[Written problem] Work out how many lines of the records hold the string "Shared", and reply with that number alone.

[Material shown]
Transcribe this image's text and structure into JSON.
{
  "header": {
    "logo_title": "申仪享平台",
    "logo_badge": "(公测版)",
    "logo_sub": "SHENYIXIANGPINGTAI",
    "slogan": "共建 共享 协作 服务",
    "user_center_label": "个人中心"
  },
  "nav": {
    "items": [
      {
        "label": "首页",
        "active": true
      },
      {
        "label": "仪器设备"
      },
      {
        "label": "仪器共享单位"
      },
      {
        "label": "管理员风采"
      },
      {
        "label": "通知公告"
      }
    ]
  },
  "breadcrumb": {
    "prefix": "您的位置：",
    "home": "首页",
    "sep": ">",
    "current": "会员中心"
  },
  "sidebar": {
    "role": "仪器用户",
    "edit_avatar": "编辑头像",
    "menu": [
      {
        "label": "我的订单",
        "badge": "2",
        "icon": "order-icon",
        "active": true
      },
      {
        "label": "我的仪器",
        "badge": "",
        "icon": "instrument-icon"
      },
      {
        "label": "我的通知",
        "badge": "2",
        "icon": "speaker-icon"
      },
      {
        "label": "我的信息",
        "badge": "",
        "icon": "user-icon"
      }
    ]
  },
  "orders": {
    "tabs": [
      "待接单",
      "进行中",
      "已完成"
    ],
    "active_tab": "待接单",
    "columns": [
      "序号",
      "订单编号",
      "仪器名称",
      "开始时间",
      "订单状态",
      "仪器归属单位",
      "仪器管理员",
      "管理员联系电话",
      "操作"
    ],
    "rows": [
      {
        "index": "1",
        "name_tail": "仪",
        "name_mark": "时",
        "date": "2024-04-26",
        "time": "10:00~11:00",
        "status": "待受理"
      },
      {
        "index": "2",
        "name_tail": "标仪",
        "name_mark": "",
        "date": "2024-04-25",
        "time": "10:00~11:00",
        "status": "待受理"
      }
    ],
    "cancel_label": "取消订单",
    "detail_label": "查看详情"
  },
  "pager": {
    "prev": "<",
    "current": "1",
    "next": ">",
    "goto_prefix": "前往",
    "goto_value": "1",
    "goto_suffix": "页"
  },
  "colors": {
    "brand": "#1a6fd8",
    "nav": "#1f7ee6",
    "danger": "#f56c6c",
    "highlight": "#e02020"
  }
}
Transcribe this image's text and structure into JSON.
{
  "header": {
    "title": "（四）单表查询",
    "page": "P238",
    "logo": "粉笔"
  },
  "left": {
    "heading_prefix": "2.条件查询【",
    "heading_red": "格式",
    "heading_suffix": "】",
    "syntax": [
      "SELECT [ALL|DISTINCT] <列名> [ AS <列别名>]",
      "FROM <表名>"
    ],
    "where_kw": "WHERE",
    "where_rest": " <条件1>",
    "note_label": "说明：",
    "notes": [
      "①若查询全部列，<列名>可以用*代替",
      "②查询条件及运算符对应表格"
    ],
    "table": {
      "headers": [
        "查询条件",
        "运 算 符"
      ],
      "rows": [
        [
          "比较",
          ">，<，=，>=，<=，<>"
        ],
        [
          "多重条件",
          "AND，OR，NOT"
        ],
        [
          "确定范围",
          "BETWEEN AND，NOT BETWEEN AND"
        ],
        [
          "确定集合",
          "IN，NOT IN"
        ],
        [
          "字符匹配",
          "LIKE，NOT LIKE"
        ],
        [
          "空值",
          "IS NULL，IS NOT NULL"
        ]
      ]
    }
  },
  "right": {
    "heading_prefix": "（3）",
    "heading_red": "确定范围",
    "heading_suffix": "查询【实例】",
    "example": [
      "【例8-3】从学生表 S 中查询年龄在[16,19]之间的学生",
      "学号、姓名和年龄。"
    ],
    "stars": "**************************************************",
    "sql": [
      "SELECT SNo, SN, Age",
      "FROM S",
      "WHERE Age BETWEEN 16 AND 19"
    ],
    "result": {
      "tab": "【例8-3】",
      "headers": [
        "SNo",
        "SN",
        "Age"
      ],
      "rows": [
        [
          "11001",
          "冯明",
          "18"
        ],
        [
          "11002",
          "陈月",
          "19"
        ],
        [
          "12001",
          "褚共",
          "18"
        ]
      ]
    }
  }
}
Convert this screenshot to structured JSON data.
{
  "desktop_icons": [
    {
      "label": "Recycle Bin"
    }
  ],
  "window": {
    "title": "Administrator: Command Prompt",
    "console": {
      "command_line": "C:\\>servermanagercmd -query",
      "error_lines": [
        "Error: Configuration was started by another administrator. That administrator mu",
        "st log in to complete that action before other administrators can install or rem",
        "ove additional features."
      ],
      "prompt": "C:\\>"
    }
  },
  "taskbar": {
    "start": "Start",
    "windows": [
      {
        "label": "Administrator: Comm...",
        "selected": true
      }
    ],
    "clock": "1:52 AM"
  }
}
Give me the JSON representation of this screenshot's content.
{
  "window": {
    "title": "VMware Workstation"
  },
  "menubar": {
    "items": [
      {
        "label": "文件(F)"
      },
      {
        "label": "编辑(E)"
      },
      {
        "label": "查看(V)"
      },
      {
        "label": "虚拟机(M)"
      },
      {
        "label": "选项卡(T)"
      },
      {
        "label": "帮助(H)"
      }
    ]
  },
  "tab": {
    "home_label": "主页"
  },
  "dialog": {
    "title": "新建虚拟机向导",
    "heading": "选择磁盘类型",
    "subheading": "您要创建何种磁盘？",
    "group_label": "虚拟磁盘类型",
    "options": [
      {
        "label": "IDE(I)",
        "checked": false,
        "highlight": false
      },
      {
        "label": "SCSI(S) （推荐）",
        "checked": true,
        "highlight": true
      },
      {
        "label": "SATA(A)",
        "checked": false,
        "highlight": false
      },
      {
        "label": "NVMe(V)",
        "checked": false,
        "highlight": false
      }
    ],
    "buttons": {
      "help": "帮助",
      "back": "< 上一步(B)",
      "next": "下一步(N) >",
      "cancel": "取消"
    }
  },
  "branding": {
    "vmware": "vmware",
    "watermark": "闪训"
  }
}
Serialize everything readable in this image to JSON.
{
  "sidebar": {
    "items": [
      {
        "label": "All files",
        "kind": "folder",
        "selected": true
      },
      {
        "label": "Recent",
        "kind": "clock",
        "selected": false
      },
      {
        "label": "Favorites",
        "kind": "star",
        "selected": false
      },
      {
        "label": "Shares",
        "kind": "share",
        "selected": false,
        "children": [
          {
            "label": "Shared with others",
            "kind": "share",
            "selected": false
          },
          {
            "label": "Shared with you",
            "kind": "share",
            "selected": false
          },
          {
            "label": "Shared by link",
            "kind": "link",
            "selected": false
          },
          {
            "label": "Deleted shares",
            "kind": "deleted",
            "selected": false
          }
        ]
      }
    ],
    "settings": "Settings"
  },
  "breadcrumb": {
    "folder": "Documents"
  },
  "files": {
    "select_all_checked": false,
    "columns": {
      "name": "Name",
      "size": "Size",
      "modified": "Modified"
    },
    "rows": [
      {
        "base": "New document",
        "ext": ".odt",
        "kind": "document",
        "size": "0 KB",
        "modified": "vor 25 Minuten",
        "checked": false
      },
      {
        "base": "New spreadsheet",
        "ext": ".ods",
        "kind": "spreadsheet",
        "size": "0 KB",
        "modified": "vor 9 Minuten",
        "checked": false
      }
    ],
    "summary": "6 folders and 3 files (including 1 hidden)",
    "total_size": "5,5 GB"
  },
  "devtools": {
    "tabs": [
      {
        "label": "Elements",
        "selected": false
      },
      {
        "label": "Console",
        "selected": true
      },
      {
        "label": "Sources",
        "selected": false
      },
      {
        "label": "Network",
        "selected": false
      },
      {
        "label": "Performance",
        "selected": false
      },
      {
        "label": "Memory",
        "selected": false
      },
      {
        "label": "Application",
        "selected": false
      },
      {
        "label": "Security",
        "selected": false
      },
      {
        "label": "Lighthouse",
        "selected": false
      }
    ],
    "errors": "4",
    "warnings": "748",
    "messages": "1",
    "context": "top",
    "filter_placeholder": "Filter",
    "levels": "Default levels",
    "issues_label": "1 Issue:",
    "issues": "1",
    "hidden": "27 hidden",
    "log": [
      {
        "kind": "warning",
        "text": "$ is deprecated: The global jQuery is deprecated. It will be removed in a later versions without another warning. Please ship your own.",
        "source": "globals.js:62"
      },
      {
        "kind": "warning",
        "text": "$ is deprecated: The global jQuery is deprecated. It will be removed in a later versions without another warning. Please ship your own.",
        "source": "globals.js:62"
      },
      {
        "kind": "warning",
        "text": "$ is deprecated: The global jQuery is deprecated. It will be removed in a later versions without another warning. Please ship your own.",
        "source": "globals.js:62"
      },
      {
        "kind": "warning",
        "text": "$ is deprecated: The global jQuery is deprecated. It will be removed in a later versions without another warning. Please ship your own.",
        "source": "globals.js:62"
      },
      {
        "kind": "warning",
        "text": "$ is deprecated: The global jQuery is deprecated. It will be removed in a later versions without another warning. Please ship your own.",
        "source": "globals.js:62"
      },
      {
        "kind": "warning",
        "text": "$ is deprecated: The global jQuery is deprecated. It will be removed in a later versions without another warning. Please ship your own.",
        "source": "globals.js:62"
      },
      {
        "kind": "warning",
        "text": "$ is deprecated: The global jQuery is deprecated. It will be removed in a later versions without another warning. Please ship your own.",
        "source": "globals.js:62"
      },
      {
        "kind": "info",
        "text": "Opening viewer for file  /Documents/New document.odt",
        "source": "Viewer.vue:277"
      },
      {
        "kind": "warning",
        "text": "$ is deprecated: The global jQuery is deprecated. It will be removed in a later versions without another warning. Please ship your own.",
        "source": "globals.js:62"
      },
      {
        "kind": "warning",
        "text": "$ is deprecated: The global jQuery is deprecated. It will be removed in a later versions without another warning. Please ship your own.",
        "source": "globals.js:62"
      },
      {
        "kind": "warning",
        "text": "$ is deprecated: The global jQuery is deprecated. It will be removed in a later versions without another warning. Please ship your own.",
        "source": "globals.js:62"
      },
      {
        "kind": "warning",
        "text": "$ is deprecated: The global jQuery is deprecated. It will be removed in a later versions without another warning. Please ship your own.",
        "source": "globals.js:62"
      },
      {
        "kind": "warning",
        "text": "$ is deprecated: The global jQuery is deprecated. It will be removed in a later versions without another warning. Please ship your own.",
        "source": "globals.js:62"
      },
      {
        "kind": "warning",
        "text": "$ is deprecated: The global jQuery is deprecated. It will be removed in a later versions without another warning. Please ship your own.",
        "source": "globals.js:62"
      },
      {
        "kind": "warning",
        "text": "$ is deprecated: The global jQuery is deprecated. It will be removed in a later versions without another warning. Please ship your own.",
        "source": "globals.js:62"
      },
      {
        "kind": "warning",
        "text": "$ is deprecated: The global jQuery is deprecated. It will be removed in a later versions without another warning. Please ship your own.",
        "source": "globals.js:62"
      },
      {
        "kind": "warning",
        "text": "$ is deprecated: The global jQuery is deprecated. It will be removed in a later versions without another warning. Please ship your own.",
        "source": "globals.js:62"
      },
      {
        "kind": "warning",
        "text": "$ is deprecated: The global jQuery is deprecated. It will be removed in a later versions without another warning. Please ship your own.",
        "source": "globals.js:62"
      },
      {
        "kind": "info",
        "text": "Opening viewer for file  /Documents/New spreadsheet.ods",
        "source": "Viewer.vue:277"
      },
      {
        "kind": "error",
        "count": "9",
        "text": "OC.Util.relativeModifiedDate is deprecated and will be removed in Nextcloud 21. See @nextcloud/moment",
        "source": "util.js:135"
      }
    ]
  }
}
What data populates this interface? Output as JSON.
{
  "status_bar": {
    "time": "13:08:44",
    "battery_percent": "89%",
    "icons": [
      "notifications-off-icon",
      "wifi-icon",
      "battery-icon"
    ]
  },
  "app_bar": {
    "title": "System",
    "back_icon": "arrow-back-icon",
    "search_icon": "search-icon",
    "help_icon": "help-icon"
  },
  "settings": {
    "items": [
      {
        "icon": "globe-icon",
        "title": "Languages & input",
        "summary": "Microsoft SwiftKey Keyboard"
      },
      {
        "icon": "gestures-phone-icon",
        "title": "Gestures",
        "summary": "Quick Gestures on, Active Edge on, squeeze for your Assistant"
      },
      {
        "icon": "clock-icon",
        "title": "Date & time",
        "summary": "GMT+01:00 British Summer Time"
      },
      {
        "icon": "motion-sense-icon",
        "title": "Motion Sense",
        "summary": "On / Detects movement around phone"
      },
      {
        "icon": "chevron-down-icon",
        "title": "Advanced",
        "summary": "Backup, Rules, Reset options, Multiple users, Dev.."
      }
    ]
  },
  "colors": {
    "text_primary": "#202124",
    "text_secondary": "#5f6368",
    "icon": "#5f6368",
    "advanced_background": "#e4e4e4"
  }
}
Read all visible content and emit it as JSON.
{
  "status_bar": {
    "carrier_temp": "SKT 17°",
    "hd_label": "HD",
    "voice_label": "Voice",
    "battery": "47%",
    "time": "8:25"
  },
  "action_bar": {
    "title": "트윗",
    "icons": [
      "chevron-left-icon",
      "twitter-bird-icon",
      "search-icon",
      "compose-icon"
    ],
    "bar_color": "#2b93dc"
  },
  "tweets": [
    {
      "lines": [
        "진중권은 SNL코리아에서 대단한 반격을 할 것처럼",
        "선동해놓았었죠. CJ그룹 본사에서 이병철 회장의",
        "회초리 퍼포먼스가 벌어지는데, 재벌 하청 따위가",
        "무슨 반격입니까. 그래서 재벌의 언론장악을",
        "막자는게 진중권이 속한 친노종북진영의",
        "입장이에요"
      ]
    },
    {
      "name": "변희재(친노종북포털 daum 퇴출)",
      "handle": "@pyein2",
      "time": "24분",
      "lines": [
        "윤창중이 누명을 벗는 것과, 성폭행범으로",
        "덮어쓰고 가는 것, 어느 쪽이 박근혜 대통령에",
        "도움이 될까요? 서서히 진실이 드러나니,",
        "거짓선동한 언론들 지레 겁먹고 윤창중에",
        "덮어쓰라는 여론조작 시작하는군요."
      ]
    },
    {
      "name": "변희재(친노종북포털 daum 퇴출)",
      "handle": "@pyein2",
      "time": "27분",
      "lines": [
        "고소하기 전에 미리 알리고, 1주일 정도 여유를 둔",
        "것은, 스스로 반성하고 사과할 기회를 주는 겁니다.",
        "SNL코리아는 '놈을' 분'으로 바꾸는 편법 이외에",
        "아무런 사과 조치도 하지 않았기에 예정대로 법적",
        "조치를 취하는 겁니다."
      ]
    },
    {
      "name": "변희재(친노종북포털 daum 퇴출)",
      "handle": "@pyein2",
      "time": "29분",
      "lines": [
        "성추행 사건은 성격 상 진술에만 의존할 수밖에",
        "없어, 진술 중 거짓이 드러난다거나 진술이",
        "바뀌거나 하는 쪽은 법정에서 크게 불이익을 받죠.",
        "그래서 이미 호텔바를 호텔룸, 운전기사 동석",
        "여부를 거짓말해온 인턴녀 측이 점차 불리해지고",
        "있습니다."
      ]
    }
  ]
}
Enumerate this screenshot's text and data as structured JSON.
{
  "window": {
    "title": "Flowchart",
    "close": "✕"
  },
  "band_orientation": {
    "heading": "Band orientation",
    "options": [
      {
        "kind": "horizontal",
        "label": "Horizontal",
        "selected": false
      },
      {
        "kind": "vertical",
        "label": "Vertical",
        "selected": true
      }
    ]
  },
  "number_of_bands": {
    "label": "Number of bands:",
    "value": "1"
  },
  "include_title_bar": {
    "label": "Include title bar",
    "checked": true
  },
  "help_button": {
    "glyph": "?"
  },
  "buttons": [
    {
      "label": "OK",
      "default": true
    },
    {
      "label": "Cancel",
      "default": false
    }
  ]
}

[Task output] 3